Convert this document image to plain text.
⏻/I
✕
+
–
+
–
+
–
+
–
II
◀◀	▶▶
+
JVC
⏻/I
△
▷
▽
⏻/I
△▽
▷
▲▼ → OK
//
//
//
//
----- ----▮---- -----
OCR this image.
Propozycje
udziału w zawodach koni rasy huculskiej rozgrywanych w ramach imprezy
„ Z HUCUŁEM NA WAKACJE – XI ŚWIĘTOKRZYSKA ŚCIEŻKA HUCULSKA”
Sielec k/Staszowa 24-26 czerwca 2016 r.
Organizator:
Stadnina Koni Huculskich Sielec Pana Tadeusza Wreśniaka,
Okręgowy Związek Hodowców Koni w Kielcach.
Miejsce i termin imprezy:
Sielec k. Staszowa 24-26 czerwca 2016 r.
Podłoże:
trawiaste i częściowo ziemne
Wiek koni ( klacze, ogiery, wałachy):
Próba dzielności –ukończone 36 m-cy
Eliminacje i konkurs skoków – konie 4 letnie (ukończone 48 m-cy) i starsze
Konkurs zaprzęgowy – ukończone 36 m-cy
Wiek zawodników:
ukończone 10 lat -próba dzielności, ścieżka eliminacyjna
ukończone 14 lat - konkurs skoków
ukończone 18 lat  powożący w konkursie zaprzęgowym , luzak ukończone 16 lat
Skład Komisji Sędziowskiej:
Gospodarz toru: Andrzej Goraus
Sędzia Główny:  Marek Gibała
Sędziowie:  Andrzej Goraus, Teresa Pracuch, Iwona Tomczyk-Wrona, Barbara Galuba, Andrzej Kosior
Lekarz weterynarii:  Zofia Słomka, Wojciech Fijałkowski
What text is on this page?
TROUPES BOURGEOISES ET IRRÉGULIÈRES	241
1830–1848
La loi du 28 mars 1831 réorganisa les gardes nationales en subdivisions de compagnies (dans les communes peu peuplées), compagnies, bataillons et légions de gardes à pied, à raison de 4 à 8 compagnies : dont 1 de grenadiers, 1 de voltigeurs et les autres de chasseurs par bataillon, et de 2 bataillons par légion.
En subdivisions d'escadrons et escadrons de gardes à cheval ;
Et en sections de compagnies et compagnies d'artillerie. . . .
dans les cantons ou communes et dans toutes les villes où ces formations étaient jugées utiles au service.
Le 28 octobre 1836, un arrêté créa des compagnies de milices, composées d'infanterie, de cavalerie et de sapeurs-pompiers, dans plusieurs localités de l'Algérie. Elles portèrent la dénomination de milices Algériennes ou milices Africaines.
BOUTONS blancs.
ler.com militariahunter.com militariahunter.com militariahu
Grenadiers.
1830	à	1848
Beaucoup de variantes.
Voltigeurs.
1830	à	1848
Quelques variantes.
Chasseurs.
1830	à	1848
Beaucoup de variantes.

────

* [Requirements]:
Copy out each line of the material that holds the word "Andrzej".

* [Reply]:
Gospodarz toru: Andrzej Goraus
Sędziowie:  Andrzej Goraus, Teresa Pracuch, Iwona Tomczyk-Wrona, Barbara Galuba, Andrzej Kosior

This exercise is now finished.